» Vorliegender Text:
Medikamente als Ersatzdrogen
Aufgrund ihrer Beschaffenheit werden von drogenabhängigen Menschen bestimmte Medikamente oft als Ersatzdrogen verwendet. Beispielsweise greifen heroinabhängige Menschen oft auf Medikamente aus der Substanzgruppe der Opioide zurück, um ihre Entzugserscheinungen zu lindern und/oder um Engpässe auf dem Drogenschwarzmarkt zu überbrücken. Da die illegale Droge Heroin wie die starken Schmerzmittel auch aus der Gruppe der Opioide stammt, lassen sich die Entzugserscheinungen bei fehlender Zufuhr von Heroin durch Medikamente aus der Gruppe der Opioide verringern bzw. ganz beseitigen. Heroin wurde Anfang des 20. Jahrhunderts selber als Medikament gegen starke Schmerzen vertrieben. Bei dem Wort Heroin handelt es sich genaugenommen um den Markennamen des Schmerzmittels mit dem Wirkstoff Diacetylmorphin, welcher etwa doppelt so potent wie Morphin ist.

Des Weiteren werden die opioiden Wirkstoffe Methadon, Levomethadon, Buprenorphin und seltener auch Codein im Rahmen der Drogensubstitution von Ärzten an ehemals Heroinabhängige verschrieben, um diese vom Schwarzmarkt zu trennen und die gesundheitlichen Risiken durch Streckstoffe im Straßenheroin zu beseitigen.

Bestimmte Medikamente wie z.B. Doxepin (Aponal) und Promethazin (Atosil), die selber ein gewisses Missbrauchspotenzial besitzen, werden auch im Rahmen von Drogenentzügen verordnet, um die Entzugserscheinungen der zu entziehenden Droge zu lindern.

» Deine Aufgabe A: Schreib einen Teil aus dem Text über Medikamente als Ersatzdrogen Wort für Wort ab. Fang bei den Worten „Bestimmte Medikamente wie“ an und hör nach „Droge zu lindern.“ auf.
» Deine Aufgabe B: Stimmen diese Aussagen mit dem Text über Medikamente als Ersatzdrogen überein? Antworte jeweils mit Ja oder Nein und führe die entscheidenden Worte des Textes wörtlich an. (i) Heroin wurde Anfang des 20. Jahrhunderts als Mittel gegen starke Schmerzen verkauft. (ii) Diacetylmorphin ist etwa dreimal so stark wie Morphin. (iii) Doxepin wird auch bei Drogenentzügen verordnet.

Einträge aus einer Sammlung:
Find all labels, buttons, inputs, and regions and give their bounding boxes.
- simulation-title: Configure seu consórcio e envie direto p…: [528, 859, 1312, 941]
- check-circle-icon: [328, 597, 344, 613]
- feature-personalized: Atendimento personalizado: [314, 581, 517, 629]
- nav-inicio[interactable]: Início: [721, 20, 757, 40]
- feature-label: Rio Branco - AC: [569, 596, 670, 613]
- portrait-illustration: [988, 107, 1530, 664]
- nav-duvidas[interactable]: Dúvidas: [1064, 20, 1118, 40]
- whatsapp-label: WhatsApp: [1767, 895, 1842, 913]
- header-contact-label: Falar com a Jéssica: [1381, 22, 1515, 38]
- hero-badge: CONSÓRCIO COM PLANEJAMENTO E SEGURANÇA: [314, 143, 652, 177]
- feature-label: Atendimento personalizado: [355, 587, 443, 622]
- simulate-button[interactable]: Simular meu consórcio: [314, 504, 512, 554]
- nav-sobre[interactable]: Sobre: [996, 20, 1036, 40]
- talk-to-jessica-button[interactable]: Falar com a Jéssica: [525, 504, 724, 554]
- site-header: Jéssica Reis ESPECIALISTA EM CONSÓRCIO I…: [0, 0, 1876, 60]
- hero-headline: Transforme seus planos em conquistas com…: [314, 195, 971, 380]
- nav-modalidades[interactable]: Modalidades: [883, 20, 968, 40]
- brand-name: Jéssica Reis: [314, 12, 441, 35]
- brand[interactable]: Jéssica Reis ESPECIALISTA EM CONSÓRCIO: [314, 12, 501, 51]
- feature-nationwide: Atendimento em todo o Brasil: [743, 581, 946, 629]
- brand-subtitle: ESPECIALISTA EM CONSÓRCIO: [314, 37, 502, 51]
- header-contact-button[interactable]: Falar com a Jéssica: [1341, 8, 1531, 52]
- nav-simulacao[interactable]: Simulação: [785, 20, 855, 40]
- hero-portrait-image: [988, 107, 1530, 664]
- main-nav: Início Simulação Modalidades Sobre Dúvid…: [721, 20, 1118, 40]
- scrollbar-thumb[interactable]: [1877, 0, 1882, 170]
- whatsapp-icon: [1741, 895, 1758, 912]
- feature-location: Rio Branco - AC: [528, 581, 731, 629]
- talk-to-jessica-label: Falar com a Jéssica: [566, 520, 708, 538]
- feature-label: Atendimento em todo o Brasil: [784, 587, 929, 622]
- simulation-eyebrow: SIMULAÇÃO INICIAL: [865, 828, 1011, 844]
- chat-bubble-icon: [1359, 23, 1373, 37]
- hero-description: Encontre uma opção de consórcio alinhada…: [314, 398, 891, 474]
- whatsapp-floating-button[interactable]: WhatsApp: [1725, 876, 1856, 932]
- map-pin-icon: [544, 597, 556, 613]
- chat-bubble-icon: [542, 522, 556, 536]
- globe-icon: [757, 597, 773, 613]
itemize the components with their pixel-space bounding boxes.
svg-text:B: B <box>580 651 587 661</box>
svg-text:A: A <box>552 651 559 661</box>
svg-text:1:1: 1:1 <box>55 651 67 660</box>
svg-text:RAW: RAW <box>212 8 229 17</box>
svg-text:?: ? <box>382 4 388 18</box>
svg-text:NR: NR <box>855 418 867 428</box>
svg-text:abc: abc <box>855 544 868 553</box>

» Ergebnis A:
Bestimmte Medikamente wie z.B. Doxepin (Aponal) und Promethazin (Atosil), die selber ein gewisses Missbrauchspotenzial besitzen, werden auch im Rahmen von Drogenentzügen verordnet, um die Entzugserscheinungen der zu entziehenden Droge zu lindern.

» Ergebnis B:
(i) Ja: „Heroin wurde Anfang des 20. Jahrhunderts selber als Medikament gegen starke Schmerzen vertrieben.“
(ii) Nein: „welcher etwa doppelt so potent wie Morphin ist“
(iii) Ja: „Bestimmte Medikamente wie z.B. Doxepin (Aponal) und Promethazin (Atosil), die selber ein gewisses Missbrauchspotenzial besitzen, werden auch im Rahmen von Drogenentzügen verordnet“